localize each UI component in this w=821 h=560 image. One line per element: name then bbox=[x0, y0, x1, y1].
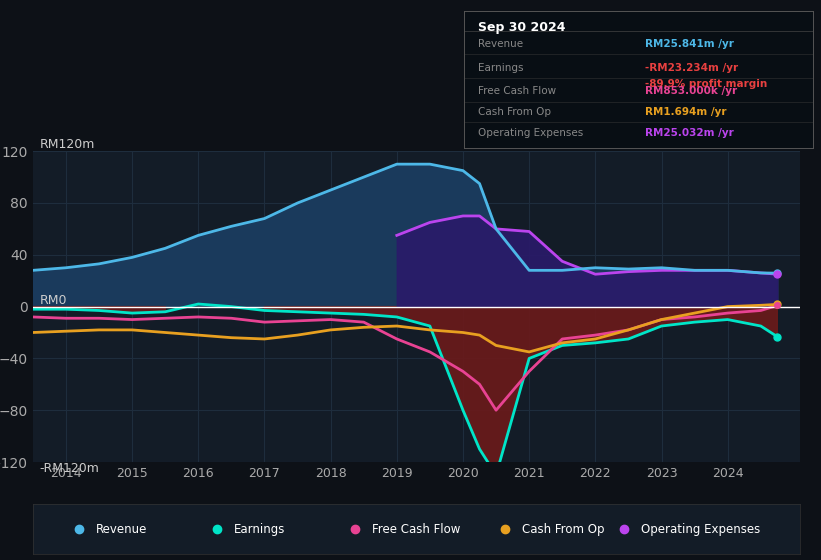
Text: -89.9% profit margin: -89.9% profit margin bbox=[645, 79, 768, 89]
Text: RM0: RM0 bbox=[39, 293, 67, 307]
Text: Free Cash Flow: Free Cash Flow bbox=[372, 522, 461, 536]
Text: Cash From Op: Cash From Op bbox=[478, 107, 551, 117]
Text: Sep 30 2024: Sep 30 2024 bbox=[478, 21, 566, 34]
Text: RM1.694m /yr: RM1.694m /yr bbox=[645, 107, 727, 117]
Text: Cash From Op: Cash From Op bbox=[522, 522, 604, 536]
Text: RM25.841m /yr: RM25.841m /yr bbox=[645, 39, 734, 49]
Text: -RM120m: -RM120m bbox=[39, 462, 99, 475]
Text: Earnings: Earnings bbox=[234, 522, 286, 536]
Text: -RM23.234m /yr: -RM23.234m /yr bbox=[645, 63, 738, 73]
Text: RM25.032m /yr: RM25.032m /yr bbox=[645, 128, 734, 138]
Text: Operating Expenses: Operating Expenses bbox=[641, 522, 760, 536]
Text: Operating Expenses: Operating Expenses bbox=[478, 128, 583, 138]
Text: Revenue: Revenue bbox=[478, 39, 523, 49]
Text: RM853.000k /yr: RM853.000k /yr bbox=[645, 86, 737, 96]
Text: Revenue: Revenue bbox=[96, 522, 147, 536]
Text: Earnings: Earnings bbox=[478, 63, 523, 73]
Text: RM120m: RM120m bbox=[39, 138, 95, 151]
Text: Free Cash Flow: Free Cash Flow bbox=[478, 86, 556, 96]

● DIRECTIONS FOR THIS TASK
Find each line in the material above that has the word "Flow" and copy those lines out. Upper and lower case must match.

● RESPONSE
Text: Free Cash Flow: Free Cash Flow bbox=[372, 522, 461, 536]
Text: Free Cash Flow: Free Cash Flow bbox=[478, 86, 556, 96]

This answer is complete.